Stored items
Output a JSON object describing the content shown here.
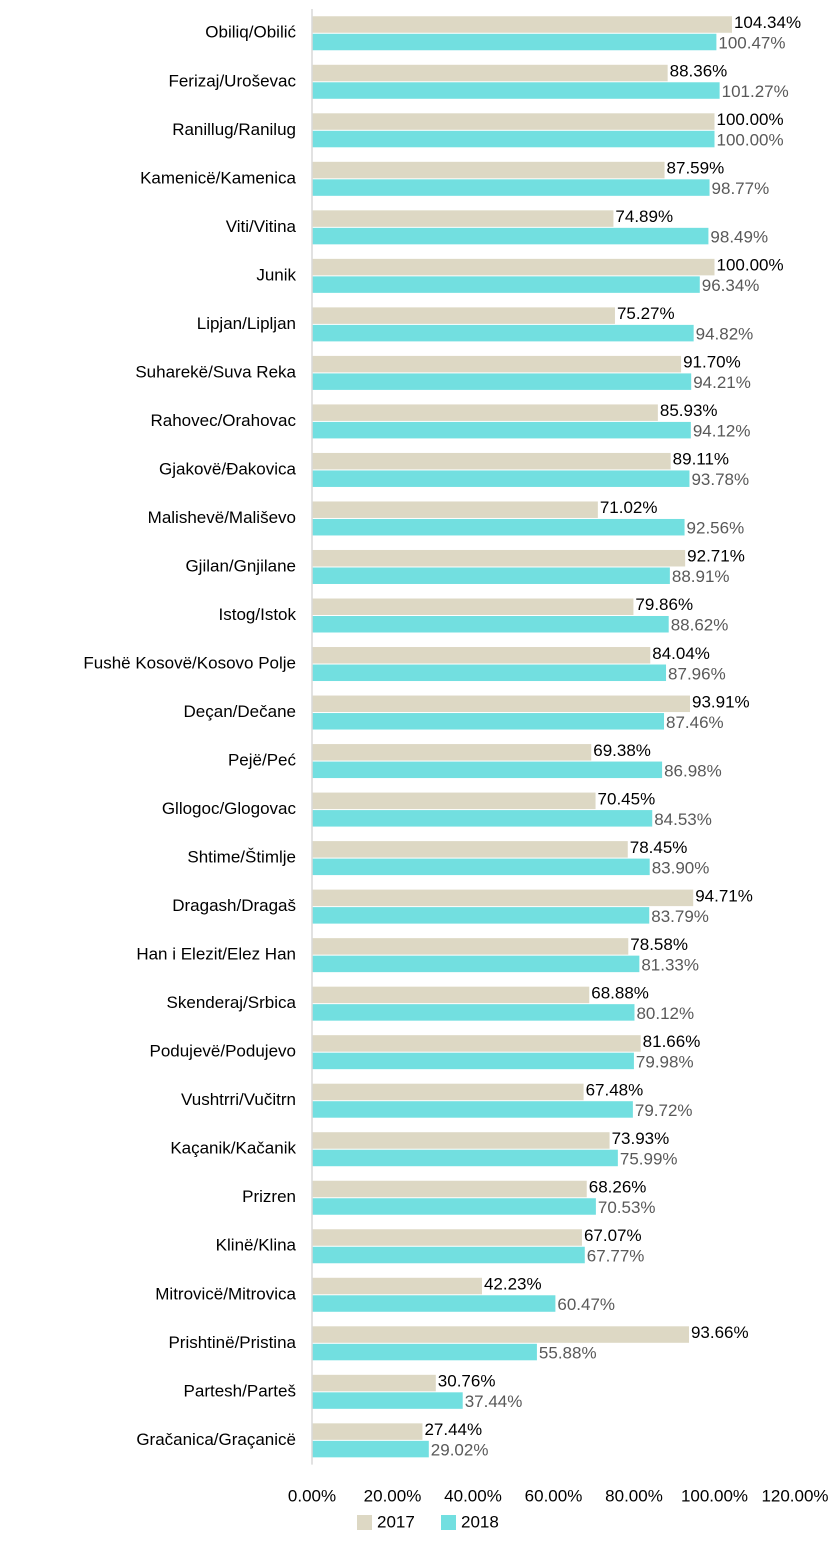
{
  "chart_data": {
    "type": "hbar",
    "categories": [
      "Obiliq/Obilić",
      "Ferizaj/Uroševac",
      "Ranillug/Ranilug",
      "Kamenicë/Kamenica",
      "Viti/Vitina",
      "Junik",
      "Lipjan/Lipljan",
      "Suharekë/Suva Reka",
      "Rahovec/Orahovac",
      "Gjakovë/Đakovica",
      "Malishevë/Mališevo",
      "Gjilan/Gnjilane",
      "Istog/Istok",
      "Fushë Kosovë/Kosovo Polje",
      "Deçan/Dečane",
      "Pejë/Peć",
      "Gllogoc/Glogovac",
      "Shtime/Štimlje",
      "Dragash/Dragaš",
      "Han i Elezit/Elez Han",
      "Skenderaj/Srbica",
      "Podujevë/Podujevo",
      "Vushtrri/Vučitrn",
      "Kaçanik/Kačanik",
      "Prizren",
      "Klinë/Klina",
      "Mitrovicë/Mitrovica",
      "Prishtinë/Pristina",
      "Partesh/Parteš",
      "Gračanica/Graçanicë"
    ],
    "series": [
      {
        "name": "2017",
        "color": "#ddd8c4",
        "label_color": "#000000",
        "values": [
          104.34,
          88.36,
          100.0,
          87.59,
          74.89,
          100.0,
          75.27,
          91.7,
          85.93,
          89.11,
          71.02,
          92.71,
          79.86,
          84.04,
          93.91,
          69.38,
          70.45,
          78.45,
          94.71,
          78.58,
          68.88,
          81.66,
          67.48,
          73.93,
          68.26,
          67.07,
          42.23,
          93.66,
          30.76,
          27.44
        ],
        "value_labels": [
          "104.34%",
          "88.36%",
          "100.00%",
          "87.59%",
          "74.89%",
          "100.00%",
          "75.27%",
          "91.70%",
          "85.93%",
          "89.11%",
          "71.02%",
          "92.71%",
          "79.86%",
          "84.04%",
          "93.91%",
          "69.38%",
          "70.45%",
          "78.45%",
          "94.71%",
          "78.58%",
          "68.88%",
          "81.66%",
          "67.48%",
          "73.93%",
          "68.26%",
          "67.07%",
          "42.23%",
          "93.66%",
          "30.76%",
          "27.44%"
        ]
      },
      {
        "name": "2018",
        "color": "#72dfe0",
        "label_color": "#595959",
        "values": [
          100.47,
          101.27,
          100.0,
          98.77,
          98.49,
          96.34,
          94.82,
          94.21,
          94.12,
          93.78,
          92.56,
          88.91,
          88.62,
          87.96,
          87.46,
          86.98,
          84.53,
          83.9,
          83.79,
          81.33,
          80.12,
          79.98,
          79.72,
          75.99,
          70.53,
          67.77,
          60.47,
          55.88,
          37.44,
          29.02
        ],
        "value_labels": [
          "100.47%",
          "101.27%",
          "100.00%",
          "98.77%",
          "98.49%",
          "96.34%",
          "94.82%",
          "94.21%",
          "94.12%",
          "93.78%",
          "92.56%",
          "88.91%",
          "88.62%",
          "87.96%",
          "87.46%",
          "86.98%",
          "84.53%",
          "83.90%",
          "83.79%",
          "81.33%",
          "80.12%",
          "79.98%",
          "79.72%",
          "75.99%",
          "70.53%",
          "67.77%",
          "60.47%",
          "55.88%",
          "37.44%",
          "29.02%"
        ]
      }
    ],
    "xlim": [
      0,
      120
    ],
    "xticks": [
      {
        "value": 0,
        "label": "0.00%"
      },
      {
        "value": 20,
        "label": "20.00%"
      },
      {
        "value": 40,
        "label": "40.00%"
      },
      {
        "value": 60,
        "label": "60.00%"
      },
      {
        "value": 80,
        "label": "80.00%"
      },
      {
        "value": 100,
        "label": "100.00%"
      },
      {
        "value": 120,
        "label": "120.00%"
      }
    ]
  }
}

▸ **TASK TO CARRY OUT**
Pictures are not part of the copy; reproduce everything else in the records exactly.

▸ **FULL ANSWER**
Output a JSON object describing the content shown here.
{
  "chart_data": {
    "type": "hbar",
    "categories": [
      "Obiliq/Obilić",
      "Ferizaj/Uroševac",
      "Ranillug/Ranilug",
      "Kamenicë/Kamenica",
      "Viti/Vitina",
      "Junik",
      "Lipjan/Lipljan",
      "Suharekë/Suva Reka",
      "Rahovec/Orahovac",
      "Gjakovë/Đakovica",
      "Malishevë/Mališevo",
      "Gjilan/Gnjilane",
      "Istog/Istok",
      "Fushë Kosovë/Kosovo Polje",
      "Deçan/Dečane",
      "Pejë/Peć",
      "Gllogoc/Glogovac",
      "Shtime/Štimlje",
      "Dragash/Dragaš",
      "Han i Elezit/Elez Han",
      "Skenderaj/Srbica",
      "Podujevë/Podujevo",
      "Vushtrri/Vučitrn",
      "Kaçanik/Kačanik",
      "Prizren",
      "Klinë/Klina",
      "Mitrovicë/Mitrovica",
      "Prishtinë/Pristina",
      "Partesh/Parteš",
      "Gračanica/Graçanicë"
    ],
    "series": [
      {
        "name": "2017",
        "color": "#ddd8c4",
        "label_color": "#000000",
        "values": [
          104.34,
          88.36,
          100.0,
          87.59,
          74.89,
          100.0,
          75.27,
          91.7,
          85.93,
          89.11,
          71.02,
          92.71,
          79.86,
          84.04,
          93.91,
          69.38,
          70.45,
          78.45,
          94.71,
          78.58,
          68.88,
          81.66,
          67.48,
          73.93,
          68.26,
          67.07,
          42.23,
          93.66,
          30.76,
          27.44
        ],
        "value_labels": [
          "104.34%",
          "88.36%",
          "100.00%",
          "87.59%",
          "74.89%",
          "100.00%",
          "75.27%",
          "91.70%",
          "85.93%",
          "89.11%",
          "71.02%",
          "92.71%",
          "79.86%",
          "84.04%",
          "93.91%",
          "69.38%",
          "70.45%",
          "78.45%",
          "94.71%",
          "78.58%",
          "68.88%",
          "81.66%",
          "67.48%",
          "73.93%",
          "68.26%",
          "67.07%",
          "42.23%",
          "93.66%",
          "30.76%",
          "27.44%"
        ]
      },
      {
        "name": "2018",
        "color": "#72dfe0",
        "label_color": "#595959",
        "values": [
          100.47,
          101.27,
          100.0,
          98.77,
          98.49,
          96.34,
          94.82,
          94.21,
          94.12,
          93.78,
          92.56,
          88.91,
          88.62,
          87.96,
          87.46,
          86.98,
          84.53,
          83.9,
          83.79,
          81.33,
          80.12,
          79.98,
          79.72,
          75.99,
          70.53,
          67.77,
          60.47,
          55.88,
          37.44,
          29.02
        ],
        "value_labels": [
          "100.47%",
          "101.27%",
          "100.00%",
          "98.77%",
          "98.49%",
          "96.34%",
          "94.82%",
          "94.21%",
          "94.12%",
          "93.78%",
          "92.56%",
          "88.91%",
          "88.62%",
          "87.96%",
          "87.46%",
          "86.98%",
          "84.53%",
          "83.90%",
          "83.79%",
          "81.33%",
          "80.12%",
          "79.98%",
          "79.72%",
          "75.99%",
          "70.53%",
          "67.77%",
          "60.47%",
          "55.88%",
          "37.44%",
          "29.02%"
        ]
      }
    ],
    "xlim": [
      0,
      120
    ],
    "xticks": [
      {
        "value": 0,
        "label": "0.00%"
      },
      {
        "value": 20,
        "label": "20.00%"
      },
      {
        "value": 40,
        "label": "40.00%"
      },
      {
        "value": 60,
        "label": "60.00%"
      },
      {
        "value": 80,
        "label": "80.00%"
      },
      {
        "value": 100,
        "label": "100.00%"
      },
      {
        "value": 120,
        "label": "120.00%"
      }
    ]
  }
}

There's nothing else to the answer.